Task material
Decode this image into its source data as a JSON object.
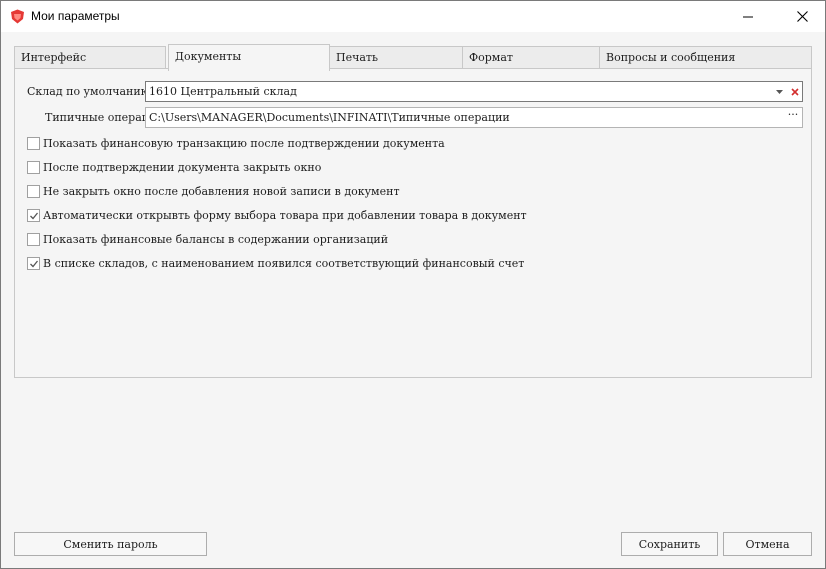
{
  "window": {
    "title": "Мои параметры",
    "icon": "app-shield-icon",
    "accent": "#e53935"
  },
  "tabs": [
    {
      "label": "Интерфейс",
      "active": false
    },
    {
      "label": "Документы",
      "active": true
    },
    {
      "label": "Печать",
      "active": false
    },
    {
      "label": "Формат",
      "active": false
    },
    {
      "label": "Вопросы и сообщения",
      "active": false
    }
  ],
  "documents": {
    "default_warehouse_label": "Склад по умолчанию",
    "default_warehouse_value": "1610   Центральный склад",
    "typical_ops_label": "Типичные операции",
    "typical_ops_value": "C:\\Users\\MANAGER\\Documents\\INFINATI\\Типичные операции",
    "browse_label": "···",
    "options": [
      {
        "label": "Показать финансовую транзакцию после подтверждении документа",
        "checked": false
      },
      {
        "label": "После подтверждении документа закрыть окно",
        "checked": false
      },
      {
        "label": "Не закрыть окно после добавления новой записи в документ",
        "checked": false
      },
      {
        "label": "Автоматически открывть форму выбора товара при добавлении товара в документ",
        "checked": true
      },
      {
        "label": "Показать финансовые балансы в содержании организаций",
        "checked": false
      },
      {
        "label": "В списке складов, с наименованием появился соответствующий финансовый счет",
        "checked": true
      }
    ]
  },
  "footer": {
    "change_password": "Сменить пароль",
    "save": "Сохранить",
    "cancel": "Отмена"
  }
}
---
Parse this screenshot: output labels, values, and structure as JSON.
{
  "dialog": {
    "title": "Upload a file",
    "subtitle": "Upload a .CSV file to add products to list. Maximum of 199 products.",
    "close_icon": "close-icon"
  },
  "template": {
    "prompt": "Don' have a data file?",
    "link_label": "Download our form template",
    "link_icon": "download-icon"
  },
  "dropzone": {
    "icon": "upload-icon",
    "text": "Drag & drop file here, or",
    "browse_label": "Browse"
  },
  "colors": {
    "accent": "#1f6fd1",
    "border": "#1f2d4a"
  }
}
* * *
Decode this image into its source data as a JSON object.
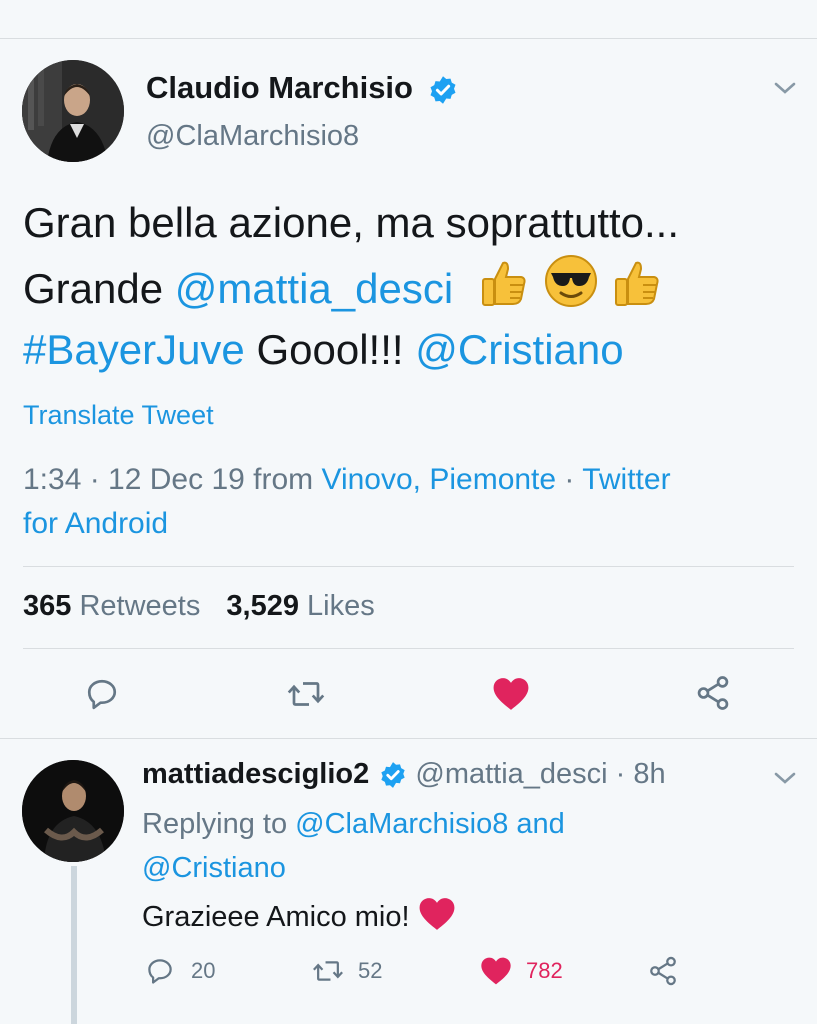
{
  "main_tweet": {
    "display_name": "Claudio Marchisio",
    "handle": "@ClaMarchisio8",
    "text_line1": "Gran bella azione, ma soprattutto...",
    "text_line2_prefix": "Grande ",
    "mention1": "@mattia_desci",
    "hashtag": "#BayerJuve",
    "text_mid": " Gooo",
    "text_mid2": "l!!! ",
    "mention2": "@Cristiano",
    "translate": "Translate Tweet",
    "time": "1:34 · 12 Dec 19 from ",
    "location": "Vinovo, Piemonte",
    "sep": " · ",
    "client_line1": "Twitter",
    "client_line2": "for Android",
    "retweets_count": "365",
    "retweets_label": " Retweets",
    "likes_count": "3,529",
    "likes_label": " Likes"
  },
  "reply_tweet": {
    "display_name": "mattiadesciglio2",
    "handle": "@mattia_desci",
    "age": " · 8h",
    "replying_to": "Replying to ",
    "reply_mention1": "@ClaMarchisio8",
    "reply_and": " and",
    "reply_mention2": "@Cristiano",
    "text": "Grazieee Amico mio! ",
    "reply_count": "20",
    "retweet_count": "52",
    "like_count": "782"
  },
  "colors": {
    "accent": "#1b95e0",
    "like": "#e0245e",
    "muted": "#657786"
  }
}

Short task
Identify every line above that includes the word "icon", and show those lines.

Reply
    "icon": "app-shield-icon",
    "close_icon": "close-icon"
    "link_icon": "download-icon"
    "icon": "upload-icon",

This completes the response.